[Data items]
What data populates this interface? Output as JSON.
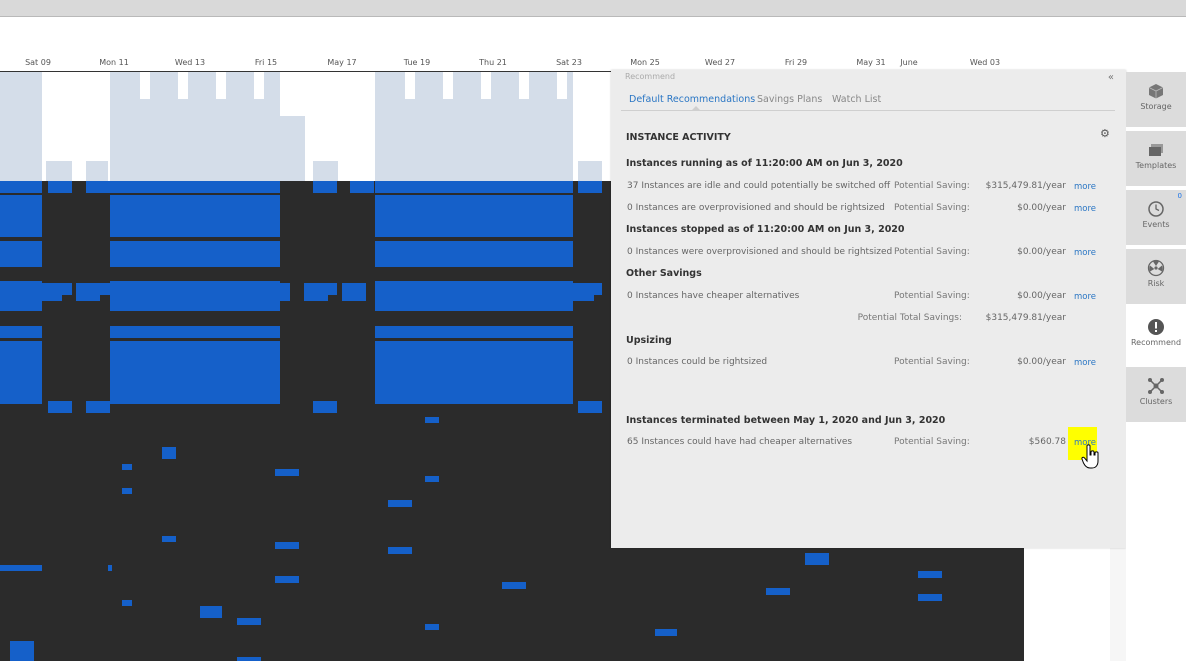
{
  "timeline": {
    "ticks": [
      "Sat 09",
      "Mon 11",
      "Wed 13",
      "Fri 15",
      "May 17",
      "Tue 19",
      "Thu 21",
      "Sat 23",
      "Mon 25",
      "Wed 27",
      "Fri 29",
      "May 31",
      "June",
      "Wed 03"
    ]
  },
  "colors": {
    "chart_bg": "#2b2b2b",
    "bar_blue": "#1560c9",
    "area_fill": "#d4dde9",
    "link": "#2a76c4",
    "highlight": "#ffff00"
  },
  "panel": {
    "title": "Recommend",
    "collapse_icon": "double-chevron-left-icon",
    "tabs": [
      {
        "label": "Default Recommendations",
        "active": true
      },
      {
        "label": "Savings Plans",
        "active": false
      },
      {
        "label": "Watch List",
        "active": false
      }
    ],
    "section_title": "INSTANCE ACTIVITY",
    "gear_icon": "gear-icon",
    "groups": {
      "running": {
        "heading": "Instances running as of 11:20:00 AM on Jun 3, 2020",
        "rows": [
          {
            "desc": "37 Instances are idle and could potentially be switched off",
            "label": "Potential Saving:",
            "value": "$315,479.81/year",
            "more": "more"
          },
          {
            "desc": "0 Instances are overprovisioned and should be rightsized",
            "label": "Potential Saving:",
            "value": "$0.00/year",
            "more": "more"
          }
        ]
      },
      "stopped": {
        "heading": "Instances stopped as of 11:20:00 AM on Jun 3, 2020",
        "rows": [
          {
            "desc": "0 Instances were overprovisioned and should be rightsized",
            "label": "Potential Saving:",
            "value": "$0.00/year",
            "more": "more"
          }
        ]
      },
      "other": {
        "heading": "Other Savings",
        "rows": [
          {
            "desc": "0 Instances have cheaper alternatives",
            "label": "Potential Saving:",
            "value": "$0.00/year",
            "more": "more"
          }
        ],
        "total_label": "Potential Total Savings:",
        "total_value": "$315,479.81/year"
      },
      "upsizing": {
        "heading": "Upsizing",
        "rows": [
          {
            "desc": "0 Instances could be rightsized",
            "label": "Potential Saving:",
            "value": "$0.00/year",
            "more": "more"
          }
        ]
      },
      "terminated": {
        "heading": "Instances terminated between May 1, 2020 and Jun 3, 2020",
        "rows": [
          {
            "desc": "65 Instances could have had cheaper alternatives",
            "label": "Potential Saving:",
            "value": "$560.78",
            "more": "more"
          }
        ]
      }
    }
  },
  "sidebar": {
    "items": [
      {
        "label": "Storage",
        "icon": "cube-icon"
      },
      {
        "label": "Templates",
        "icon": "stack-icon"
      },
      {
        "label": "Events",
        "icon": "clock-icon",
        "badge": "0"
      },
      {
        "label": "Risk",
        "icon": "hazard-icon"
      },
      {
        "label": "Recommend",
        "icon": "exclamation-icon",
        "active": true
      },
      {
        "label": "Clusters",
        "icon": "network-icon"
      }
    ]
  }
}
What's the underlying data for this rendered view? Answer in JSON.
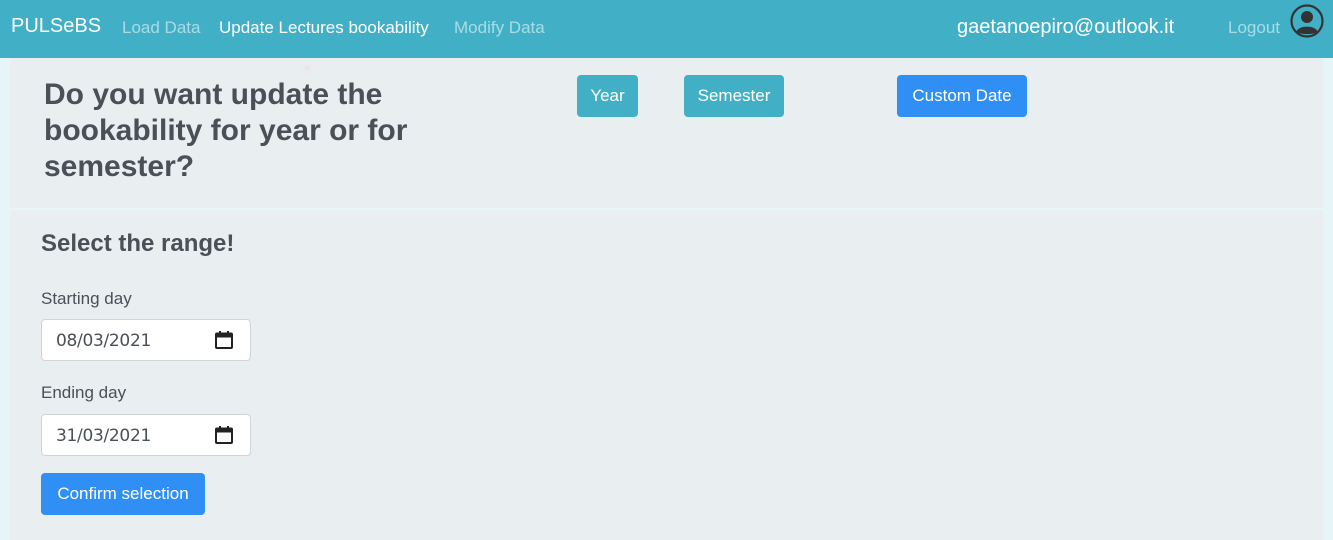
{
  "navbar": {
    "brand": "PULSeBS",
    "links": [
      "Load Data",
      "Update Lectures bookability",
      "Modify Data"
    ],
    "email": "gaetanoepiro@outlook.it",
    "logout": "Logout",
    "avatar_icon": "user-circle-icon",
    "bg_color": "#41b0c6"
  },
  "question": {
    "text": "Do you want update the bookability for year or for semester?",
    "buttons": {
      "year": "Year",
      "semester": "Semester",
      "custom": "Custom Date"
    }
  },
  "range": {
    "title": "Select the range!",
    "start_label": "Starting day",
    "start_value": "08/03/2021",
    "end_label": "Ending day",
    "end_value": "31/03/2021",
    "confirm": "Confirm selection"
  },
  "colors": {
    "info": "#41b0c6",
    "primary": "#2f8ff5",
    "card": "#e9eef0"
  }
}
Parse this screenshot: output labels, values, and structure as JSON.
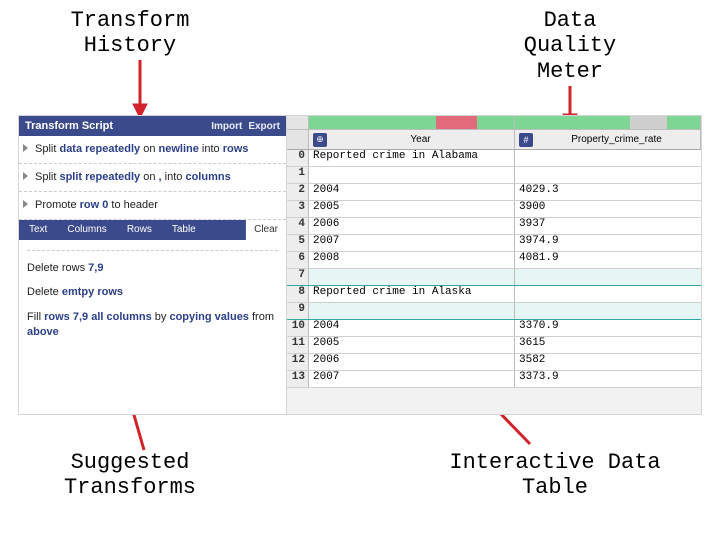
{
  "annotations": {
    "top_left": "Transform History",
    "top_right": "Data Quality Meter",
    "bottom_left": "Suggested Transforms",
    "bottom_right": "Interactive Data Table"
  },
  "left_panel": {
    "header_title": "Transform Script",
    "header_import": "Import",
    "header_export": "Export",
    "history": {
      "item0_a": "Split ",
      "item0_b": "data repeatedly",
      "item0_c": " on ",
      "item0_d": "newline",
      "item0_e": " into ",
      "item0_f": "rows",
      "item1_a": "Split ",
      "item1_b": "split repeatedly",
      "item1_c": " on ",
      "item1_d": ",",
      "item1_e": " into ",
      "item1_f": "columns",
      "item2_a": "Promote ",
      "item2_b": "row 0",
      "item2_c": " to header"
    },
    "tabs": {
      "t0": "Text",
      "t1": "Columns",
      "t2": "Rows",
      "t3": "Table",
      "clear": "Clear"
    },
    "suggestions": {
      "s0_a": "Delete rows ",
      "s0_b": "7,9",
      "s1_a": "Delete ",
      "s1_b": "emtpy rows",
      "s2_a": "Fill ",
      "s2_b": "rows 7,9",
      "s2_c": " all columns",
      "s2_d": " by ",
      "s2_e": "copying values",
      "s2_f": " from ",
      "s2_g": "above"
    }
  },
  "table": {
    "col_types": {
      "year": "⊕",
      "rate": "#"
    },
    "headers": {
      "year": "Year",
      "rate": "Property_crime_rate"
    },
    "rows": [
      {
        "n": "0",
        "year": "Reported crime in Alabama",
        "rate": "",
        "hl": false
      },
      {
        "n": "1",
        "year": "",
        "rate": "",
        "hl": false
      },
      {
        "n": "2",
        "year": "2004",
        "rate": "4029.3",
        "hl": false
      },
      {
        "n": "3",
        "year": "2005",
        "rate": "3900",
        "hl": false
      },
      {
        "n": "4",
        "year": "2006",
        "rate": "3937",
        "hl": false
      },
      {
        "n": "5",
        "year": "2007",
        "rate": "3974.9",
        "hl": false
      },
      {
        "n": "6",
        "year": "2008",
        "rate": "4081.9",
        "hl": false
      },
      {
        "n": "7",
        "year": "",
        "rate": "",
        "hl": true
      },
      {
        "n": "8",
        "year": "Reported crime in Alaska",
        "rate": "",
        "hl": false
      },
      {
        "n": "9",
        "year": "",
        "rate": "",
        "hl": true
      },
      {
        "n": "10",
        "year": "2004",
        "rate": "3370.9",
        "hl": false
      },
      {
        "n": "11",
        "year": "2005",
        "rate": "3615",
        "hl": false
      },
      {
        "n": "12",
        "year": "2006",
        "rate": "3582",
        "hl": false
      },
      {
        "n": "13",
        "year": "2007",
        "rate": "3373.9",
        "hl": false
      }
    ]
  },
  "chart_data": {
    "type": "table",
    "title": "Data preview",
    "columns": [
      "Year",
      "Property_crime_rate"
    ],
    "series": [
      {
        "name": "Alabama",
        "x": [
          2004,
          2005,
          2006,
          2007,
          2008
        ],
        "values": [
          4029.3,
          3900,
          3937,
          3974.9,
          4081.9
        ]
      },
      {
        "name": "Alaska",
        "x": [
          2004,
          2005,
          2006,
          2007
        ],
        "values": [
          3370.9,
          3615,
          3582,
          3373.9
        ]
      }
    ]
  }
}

WHAT NEEDS TO BE DONE: Check the data for the word "repeatedly" and pull out the lines that have it.

CORRECT RESULT:
      "item0_b": "data repeatedly",
      "item1_b": "split repeatedly",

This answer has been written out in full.